• WHAT THE TASK REQUIRES: Check each line of the entries below for the string "index" and state how many lines have it, with no other text.
::: DATA IN THIS EXERCISE
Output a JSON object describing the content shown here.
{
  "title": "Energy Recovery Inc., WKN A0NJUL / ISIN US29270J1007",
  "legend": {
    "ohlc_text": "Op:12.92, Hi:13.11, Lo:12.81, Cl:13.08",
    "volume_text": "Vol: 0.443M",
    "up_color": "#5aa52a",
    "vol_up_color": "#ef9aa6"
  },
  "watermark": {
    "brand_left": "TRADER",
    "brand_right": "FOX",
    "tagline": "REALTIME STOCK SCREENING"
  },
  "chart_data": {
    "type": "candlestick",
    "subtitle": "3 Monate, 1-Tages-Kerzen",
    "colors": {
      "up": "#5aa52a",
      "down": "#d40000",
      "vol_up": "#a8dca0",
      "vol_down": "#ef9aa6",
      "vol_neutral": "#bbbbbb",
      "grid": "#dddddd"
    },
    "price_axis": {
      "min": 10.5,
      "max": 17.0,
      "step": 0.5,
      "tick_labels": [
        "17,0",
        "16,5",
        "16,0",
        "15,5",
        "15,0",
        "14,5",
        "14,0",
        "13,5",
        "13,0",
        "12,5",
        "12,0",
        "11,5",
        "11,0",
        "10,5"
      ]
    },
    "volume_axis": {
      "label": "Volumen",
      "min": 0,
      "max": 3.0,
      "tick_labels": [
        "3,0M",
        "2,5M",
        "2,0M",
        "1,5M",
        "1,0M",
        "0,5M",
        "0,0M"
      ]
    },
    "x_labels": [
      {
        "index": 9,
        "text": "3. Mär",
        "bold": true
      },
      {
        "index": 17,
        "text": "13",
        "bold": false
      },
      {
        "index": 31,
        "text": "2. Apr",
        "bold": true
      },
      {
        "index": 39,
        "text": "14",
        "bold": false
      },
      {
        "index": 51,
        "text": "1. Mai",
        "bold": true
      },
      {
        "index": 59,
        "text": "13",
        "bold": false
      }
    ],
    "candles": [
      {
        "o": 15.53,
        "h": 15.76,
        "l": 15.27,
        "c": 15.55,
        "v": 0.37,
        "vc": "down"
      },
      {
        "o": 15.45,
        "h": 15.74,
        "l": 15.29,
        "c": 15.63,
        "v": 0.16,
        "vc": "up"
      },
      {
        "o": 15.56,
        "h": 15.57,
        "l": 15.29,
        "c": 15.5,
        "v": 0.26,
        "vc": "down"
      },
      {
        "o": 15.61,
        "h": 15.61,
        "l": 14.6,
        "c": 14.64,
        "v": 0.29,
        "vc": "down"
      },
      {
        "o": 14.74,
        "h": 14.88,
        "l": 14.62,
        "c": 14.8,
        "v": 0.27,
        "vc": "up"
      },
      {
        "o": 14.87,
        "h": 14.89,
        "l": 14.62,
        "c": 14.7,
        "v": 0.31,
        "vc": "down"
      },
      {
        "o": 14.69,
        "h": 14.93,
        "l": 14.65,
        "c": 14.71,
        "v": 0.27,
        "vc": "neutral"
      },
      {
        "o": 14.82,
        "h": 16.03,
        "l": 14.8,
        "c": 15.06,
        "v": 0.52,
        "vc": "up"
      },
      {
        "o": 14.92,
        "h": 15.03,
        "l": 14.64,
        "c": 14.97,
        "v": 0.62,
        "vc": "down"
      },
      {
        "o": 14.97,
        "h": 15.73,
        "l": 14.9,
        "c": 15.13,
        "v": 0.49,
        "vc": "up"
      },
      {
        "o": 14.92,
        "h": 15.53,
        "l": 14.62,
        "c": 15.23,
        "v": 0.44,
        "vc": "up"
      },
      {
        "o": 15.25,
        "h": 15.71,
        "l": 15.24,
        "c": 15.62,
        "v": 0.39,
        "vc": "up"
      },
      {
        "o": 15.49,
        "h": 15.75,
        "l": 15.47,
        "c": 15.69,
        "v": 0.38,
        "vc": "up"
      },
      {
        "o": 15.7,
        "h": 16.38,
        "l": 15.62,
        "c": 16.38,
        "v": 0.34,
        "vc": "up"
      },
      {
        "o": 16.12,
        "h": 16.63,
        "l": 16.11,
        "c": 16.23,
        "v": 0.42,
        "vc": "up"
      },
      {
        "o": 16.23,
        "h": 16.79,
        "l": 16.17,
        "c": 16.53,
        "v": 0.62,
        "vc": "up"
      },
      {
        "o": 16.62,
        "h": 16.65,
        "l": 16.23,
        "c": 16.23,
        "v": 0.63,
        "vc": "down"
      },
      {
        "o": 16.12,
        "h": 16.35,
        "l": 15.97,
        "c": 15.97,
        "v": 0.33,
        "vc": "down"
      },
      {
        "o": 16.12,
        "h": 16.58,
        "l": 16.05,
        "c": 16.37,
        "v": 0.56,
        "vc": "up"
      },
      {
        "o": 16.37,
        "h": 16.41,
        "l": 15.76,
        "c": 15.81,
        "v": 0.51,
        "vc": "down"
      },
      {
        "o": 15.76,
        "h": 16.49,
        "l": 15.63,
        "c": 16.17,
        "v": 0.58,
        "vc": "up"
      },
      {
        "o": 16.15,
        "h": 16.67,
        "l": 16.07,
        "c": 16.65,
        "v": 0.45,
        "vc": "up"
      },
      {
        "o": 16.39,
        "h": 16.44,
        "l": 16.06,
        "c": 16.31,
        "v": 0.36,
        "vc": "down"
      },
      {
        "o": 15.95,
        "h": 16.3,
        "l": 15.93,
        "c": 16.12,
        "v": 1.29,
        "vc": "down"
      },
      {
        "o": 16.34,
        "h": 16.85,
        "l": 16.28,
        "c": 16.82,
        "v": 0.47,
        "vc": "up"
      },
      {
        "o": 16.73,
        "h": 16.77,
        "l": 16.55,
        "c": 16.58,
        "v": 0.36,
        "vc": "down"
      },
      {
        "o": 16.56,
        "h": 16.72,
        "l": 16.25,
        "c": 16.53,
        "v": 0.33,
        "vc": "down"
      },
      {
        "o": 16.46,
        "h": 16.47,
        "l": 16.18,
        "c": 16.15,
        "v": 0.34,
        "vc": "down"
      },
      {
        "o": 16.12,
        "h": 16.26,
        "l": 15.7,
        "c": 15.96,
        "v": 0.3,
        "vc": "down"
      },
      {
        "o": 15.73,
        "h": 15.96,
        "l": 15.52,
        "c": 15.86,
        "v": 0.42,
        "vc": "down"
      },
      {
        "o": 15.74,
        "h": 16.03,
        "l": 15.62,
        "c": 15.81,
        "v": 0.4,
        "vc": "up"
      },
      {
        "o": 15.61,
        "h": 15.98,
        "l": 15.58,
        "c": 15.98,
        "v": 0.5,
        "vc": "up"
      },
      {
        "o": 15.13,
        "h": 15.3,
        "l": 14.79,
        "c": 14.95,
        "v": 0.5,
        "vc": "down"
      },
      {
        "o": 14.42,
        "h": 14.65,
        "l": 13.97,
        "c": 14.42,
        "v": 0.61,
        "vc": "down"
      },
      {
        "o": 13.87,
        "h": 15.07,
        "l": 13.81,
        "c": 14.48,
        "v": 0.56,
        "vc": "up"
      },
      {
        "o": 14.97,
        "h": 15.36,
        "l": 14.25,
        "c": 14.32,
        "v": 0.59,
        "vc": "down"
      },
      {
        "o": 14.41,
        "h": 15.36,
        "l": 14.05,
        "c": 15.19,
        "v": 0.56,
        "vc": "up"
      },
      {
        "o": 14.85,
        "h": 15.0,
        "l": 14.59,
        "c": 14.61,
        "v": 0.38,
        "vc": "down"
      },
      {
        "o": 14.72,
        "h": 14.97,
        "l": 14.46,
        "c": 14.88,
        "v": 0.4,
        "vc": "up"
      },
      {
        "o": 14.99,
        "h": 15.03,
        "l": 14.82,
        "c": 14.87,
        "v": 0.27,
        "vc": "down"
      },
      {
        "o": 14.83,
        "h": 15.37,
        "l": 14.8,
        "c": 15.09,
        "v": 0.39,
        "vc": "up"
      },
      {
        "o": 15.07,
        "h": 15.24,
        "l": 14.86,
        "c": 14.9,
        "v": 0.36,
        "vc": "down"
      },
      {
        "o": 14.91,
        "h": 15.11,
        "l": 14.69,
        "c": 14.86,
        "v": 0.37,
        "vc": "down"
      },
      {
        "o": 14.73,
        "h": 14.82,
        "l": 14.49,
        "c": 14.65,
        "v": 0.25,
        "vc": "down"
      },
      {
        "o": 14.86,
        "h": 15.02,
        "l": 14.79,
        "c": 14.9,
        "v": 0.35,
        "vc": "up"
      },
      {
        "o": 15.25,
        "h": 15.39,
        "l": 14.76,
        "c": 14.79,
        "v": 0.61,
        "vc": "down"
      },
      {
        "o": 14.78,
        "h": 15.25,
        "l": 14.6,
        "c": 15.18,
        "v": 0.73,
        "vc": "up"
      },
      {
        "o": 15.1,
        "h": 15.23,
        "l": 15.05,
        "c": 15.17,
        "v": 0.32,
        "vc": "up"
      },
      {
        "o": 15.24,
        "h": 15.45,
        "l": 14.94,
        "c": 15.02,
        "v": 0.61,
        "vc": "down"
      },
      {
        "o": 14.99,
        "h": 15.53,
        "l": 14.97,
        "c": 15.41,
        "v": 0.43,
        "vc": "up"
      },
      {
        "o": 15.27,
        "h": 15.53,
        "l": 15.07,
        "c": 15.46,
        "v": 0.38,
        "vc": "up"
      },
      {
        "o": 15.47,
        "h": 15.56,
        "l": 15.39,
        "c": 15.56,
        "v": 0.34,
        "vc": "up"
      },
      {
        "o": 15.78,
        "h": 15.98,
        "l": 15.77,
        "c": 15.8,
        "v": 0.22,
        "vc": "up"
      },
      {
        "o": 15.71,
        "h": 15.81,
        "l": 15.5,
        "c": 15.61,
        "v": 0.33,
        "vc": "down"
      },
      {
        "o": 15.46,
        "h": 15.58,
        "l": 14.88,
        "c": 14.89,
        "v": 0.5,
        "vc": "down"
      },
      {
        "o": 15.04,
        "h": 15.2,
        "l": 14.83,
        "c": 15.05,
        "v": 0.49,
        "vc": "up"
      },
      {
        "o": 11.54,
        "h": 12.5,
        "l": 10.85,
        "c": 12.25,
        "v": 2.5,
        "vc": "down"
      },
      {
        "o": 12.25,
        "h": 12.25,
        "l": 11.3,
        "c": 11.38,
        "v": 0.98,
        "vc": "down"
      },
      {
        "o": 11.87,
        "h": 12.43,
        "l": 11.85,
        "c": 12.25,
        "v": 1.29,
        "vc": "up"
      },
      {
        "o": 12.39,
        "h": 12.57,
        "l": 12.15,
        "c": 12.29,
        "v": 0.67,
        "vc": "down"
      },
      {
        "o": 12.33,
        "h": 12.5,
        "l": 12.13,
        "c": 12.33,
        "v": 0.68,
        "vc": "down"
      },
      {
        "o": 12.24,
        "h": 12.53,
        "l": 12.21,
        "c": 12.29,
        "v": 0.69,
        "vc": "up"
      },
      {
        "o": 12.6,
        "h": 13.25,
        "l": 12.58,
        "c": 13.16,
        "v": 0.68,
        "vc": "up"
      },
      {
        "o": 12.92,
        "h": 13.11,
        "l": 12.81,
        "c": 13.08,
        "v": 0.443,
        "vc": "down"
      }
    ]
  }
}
::::::
• RESPONSE FOR THIS EXERCISE: 6